TASK BRIEF ->
Please copy each line of the data that includes the string "gene".

─── RECORD EXTRACTS ───

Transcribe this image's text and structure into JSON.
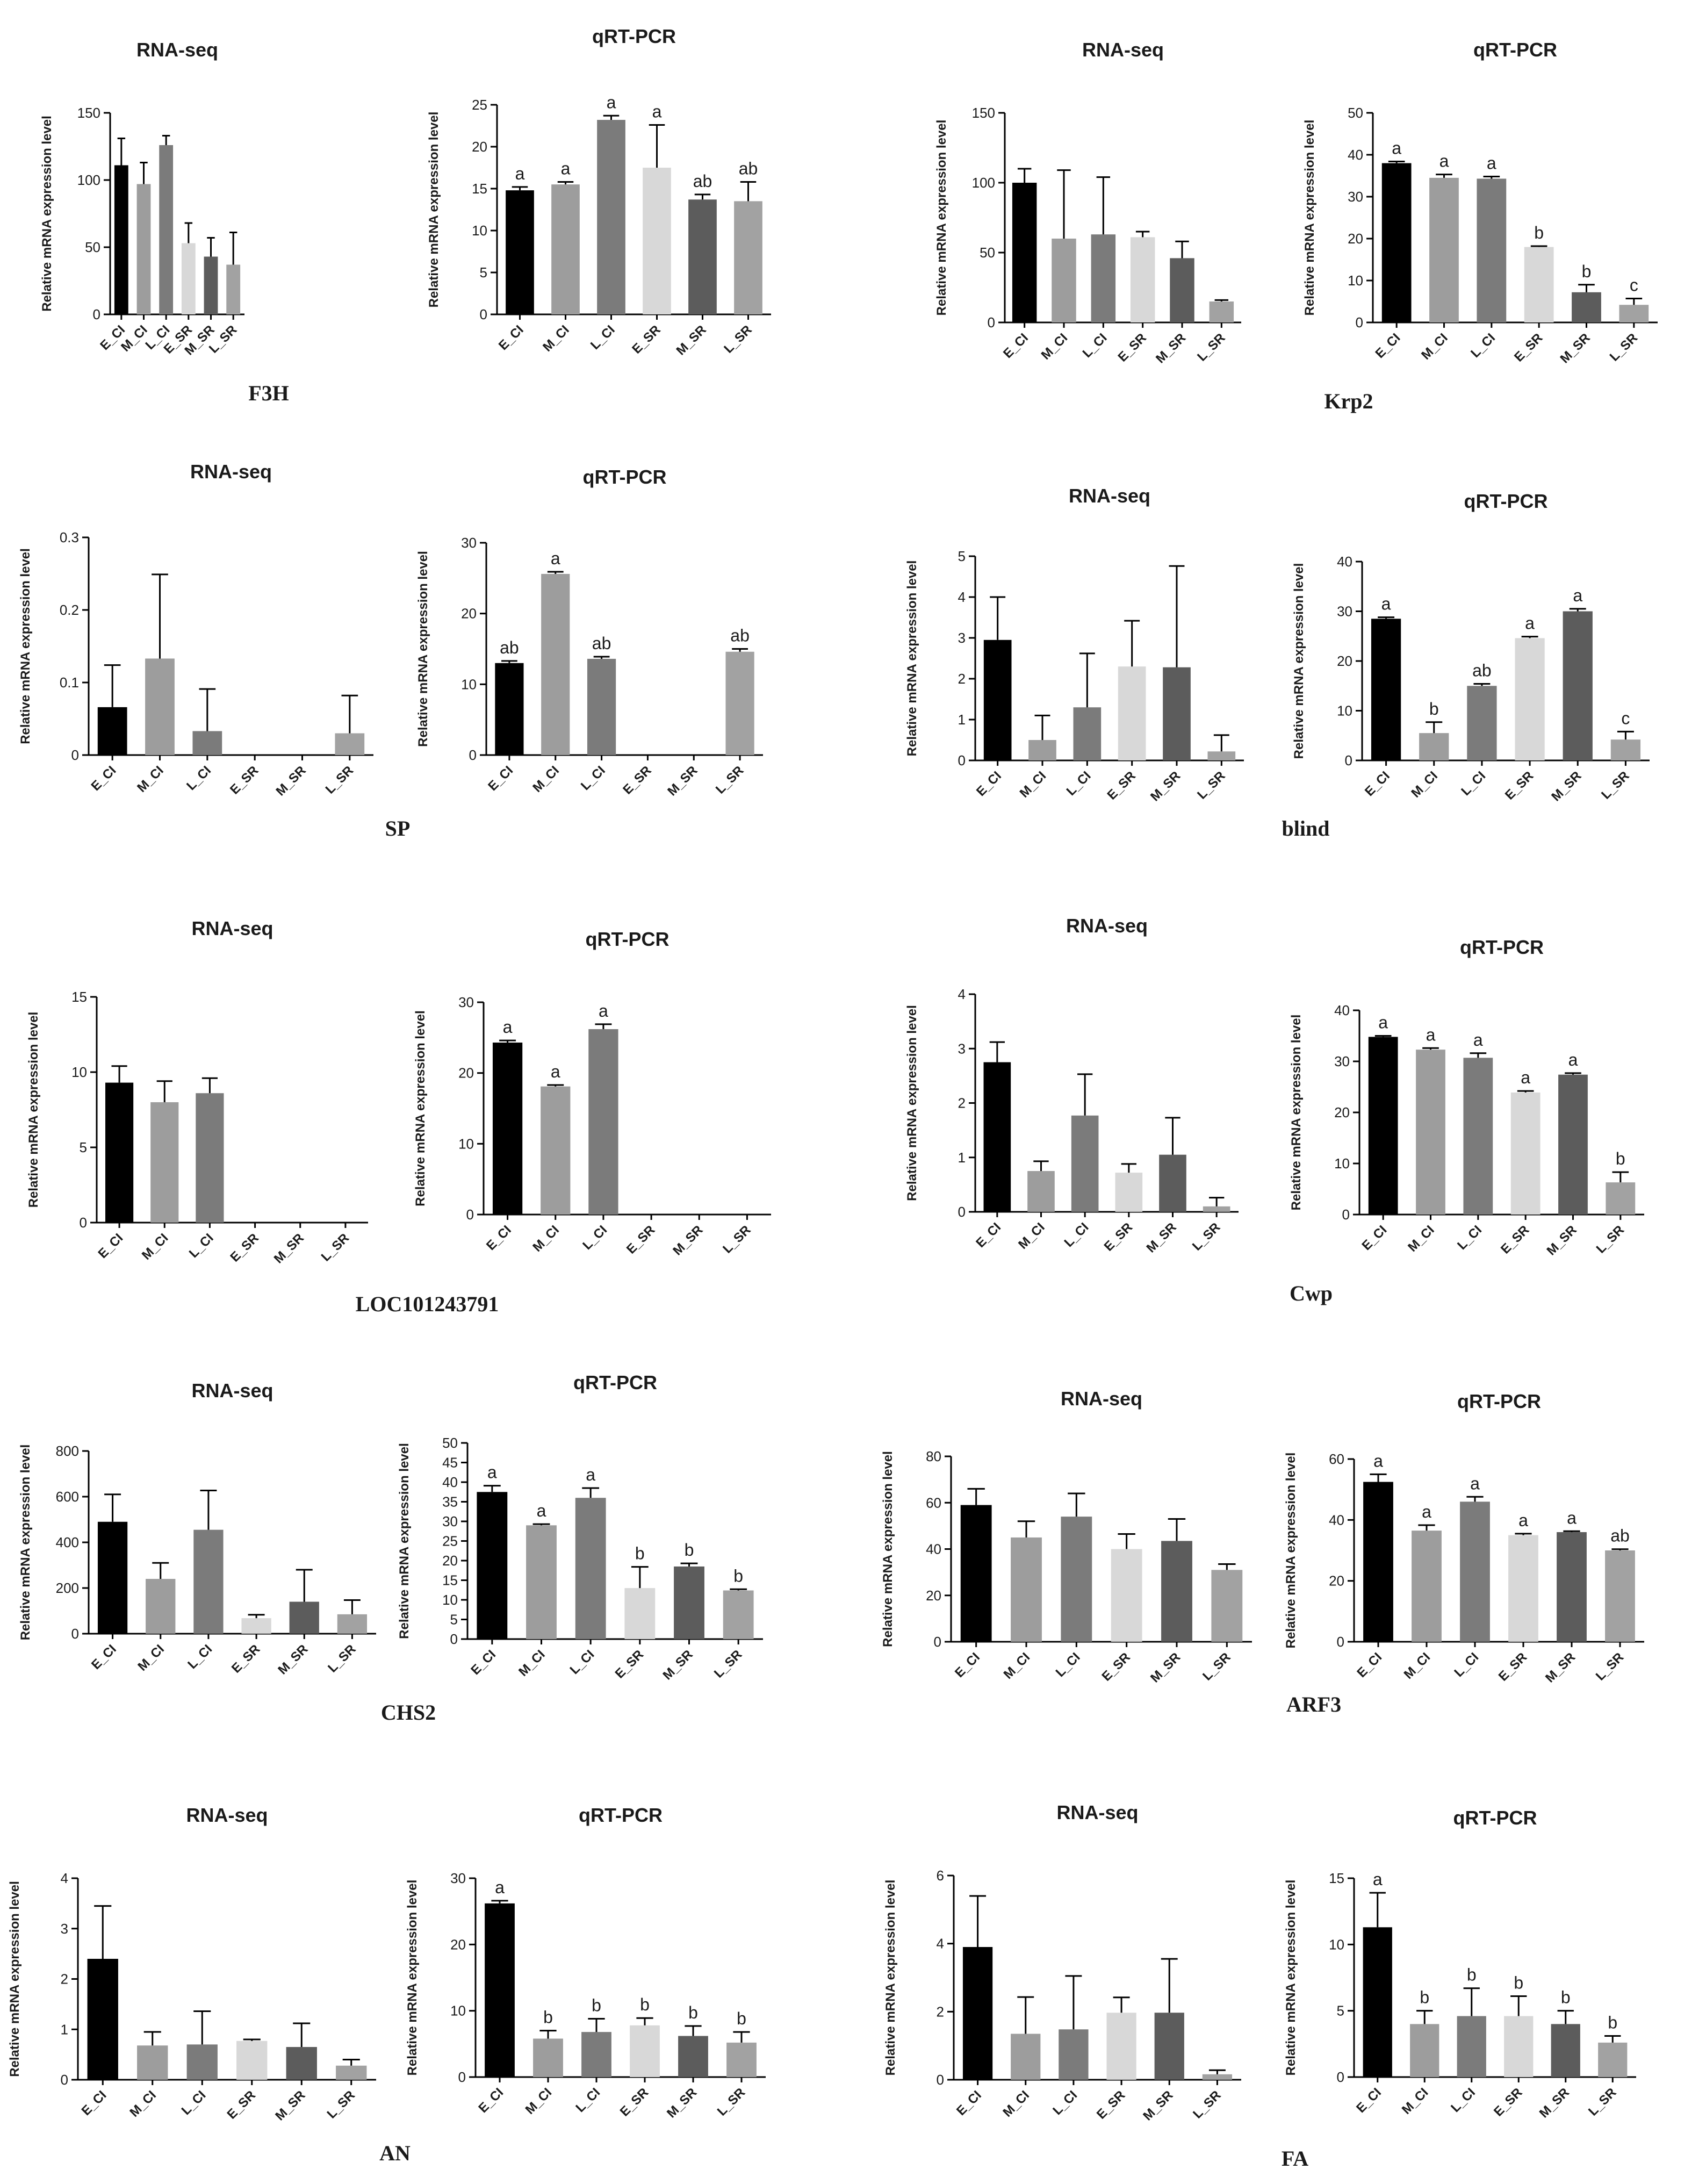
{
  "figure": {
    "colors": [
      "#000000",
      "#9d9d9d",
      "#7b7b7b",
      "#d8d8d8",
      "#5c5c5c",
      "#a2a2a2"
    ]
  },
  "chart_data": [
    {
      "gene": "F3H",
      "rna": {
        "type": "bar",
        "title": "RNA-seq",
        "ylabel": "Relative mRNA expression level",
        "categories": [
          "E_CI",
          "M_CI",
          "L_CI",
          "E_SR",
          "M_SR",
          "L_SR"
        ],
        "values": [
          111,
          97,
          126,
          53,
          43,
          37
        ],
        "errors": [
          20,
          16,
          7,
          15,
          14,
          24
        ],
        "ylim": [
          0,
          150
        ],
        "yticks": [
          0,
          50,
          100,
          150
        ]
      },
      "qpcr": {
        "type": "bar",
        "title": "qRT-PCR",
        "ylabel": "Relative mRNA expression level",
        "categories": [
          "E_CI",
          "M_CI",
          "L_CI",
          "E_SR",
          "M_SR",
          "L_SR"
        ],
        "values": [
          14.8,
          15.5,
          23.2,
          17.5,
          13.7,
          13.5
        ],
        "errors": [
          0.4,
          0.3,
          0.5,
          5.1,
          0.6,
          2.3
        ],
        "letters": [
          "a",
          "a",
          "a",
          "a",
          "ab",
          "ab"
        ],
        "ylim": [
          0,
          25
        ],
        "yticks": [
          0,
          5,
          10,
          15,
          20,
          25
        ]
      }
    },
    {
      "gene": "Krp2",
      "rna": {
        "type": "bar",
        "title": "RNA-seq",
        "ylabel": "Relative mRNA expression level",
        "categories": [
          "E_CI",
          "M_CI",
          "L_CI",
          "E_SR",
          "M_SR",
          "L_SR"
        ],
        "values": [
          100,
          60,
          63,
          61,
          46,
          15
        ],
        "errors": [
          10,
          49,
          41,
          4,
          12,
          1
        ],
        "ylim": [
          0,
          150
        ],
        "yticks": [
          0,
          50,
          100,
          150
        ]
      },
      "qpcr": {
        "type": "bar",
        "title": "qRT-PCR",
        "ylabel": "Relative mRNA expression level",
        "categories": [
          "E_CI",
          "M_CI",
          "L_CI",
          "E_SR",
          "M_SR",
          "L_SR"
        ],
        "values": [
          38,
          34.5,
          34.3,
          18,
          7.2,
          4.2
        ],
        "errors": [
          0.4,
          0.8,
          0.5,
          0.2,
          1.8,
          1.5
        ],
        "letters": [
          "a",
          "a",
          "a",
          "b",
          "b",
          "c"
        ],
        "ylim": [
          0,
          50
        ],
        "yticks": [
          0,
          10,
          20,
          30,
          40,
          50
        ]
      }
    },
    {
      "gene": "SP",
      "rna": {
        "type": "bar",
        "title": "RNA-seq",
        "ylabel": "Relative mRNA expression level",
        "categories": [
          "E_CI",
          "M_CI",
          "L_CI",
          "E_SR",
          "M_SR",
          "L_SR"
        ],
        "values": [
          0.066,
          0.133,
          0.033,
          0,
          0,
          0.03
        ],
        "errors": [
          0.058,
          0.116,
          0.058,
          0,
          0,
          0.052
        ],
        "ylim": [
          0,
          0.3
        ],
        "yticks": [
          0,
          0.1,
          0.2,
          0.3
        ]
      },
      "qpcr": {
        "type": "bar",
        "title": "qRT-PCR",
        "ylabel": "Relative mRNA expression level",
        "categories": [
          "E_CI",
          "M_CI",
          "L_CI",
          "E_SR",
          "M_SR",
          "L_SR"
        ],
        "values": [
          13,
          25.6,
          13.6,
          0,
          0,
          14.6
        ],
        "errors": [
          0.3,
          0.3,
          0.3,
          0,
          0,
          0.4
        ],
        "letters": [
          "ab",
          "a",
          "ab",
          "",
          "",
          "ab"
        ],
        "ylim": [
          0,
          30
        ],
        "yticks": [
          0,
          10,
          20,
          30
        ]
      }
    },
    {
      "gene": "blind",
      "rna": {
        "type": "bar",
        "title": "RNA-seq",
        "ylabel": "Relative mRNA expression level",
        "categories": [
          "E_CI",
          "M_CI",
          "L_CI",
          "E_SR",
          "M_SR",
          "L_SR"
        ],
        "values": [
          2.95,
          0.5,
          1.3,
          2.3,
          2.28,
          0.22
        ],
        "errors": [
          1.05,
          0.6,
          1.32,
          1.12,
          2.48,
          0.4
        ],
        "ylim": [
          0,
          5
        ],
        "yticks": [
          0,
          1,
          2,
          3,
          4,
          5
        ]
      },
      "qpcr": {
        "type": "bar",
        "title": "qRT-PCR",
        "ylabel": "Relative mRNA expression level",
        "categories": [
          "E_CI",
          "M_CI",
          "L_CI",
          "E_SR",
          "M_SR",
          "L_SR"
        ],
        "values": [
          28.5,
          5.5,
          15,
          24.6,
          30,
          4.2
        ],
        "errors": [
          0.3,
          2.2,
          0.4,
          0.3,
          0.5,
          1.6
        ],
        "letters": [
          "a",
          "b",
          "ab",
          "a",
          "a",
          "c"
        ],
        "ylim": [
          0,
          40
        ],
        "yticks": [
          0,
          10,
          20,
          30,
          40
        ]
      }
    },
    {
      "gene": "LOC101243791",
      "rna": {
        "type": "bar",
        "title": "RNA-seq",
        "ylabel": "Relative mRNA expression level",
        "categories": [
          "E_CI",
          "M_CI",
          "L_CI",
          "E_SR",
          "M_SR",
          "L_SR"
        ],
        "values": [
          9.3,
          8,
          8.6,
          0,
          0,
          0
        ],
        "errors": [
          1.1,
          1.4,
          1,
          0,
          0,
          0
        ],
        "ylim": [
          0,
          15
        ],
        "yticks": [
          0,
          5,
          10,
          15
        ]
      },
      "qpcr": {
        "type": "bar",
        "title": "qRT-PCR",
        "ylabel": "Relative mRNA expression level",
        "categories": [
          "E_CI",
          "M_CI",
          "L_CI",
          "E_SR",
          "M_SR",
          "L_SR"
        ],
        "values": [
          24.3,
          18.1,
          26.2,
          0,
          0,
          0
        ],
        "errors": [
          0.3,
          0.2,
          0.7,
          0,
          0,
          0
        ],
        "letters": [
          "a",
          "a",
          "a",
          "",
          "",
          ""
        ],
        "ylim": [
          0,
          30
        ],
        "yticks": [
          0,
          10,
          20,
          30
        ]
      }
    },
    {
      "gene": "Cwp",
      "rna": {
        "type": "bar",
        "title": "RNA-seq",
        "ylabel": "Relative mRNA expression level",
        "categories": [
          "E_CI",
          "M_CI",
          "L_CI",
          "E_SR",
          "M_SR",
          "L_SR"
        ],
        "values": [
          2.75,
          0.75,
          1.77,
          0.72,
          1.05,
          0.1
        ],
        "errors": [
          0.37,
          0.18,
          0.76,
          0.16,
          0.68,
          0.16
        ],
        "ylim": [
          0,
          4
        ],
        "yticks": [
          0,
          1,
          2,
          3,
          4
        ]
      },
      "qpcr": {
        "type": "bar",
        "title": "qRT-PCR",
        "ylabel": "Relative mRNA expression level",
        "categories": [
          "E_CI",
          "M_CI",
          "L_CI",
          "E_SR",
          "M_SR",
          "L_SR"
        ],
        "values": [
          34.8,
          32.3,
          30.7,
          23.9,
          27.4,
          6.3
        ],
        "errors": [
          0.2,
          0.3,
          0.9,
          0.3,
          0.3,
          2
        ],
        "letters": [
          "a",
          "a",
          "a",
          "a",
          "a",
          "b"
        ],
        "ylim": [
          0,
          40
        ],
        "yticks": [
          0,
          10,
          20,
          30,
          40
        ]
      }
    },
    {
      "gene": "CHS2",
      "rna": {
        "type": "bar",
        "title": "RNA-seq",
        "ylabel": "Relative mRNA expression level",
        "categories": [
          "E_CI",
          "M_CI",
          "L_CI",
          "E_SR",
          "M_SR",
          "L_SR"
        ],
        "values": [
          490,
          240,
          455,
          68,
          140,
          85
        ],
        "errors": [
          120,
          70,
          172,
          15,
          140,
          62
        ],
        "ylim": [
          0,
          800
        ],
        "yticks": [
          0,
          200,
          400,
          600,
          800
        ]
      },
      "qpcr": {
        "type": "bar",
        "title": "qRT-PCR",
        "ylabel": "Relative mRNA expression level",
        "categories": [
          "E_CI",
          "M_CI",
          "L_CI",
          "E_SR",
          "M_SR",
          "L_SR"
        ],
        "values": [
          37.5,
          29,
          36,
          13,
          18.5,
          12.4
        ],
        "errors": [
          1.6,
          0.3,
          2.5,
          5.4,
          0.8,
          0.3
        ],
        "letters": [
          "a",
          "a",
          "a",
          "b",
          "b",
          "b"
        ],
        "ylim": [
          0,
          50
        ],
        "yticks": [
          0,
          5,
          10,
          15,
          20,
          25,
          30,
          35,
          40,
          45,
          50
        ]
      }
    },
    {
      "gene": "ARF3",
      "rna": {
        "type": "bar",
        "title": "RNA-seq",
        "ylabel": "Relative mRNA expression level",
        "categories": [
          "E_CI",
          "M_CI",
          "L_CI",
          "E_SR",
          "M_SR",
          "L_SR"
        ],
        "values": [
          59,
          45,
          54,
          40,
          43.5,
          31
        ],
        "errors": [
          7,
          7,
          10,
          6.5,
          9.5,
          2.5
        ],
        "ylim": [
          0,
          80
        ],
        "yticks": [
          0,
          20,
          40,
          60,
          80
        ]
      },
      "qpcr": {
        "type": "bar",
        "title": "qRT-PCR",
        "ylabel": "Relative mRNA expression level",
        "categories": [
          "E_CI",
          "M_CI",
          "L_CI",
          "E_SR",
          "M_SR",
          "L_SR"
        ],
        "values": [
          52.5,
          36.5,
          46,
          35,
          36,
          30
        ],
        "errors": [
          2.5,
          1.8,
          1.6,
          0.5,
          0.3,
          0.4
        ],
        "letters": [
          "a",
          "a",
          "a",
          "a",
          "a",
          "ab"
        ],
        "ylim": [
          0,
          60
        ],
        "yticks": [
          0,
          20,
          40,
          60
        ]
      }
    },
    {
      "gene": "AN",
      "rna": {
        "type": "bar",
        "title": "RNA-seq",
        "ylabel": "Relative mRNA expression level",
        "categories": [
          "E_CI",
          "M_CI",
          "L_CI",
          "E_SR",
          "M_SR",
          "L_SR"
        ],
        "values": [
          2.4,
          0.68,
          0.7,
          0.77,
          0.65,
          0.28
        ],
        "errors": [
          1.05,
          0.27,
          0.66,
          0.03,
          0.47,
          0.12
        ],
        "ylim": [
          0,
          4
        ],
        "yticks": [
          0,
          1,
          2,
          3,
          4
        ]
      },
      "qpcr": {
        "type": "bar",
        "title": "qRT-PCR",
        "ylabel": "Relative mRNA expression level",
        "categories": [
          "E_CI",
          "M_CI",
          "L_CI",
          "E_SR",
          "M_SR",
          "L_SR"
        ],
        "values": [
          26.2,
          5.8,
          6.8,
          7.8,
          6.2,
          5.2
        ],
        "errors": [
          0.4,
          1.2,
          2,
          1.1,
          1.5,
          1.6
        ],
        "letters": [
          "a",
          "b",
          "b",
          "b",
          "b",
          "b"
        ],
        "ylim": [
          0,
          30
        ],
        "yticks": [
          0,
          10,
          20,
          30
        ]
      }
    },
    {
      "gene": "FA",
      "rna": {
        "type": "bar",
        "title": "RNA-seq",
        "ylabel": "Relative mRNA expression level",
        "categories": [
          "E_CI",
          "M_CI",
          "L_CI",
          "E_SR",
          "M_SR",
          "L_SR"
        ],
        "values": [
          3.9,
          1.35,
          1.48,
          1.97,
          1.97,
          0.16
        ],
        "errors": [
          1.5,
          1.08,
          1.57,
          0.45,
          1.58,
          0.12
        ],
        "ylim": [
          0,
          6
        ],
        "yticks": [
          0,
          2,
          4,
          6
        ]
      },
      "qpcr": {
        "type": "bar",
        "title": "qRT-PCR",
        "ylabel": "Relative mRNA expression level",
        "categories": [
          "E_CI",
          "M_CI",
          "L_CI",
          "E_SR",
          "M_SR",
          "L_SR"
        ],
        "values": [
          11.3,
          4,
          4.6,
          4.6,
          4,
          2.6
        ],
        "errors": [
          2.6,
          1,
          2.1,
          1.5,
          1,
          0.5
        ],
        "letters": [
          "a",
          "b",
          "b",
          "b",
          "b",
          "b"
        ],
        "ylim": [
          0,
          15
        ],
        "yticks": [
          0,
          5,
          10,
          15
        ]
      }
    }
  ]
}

───

TASK RESULT ->
      "gene": "F3H",
      "gene": "Krp2",
      "gene": "SP",
      "gene": "blind",
      "gene": "LOC101243791",
      "gene": "Cwp",
      "gene": "CHS2",
      "gene": "ARF3",
      "gene": "AN",
      "gene": "FA",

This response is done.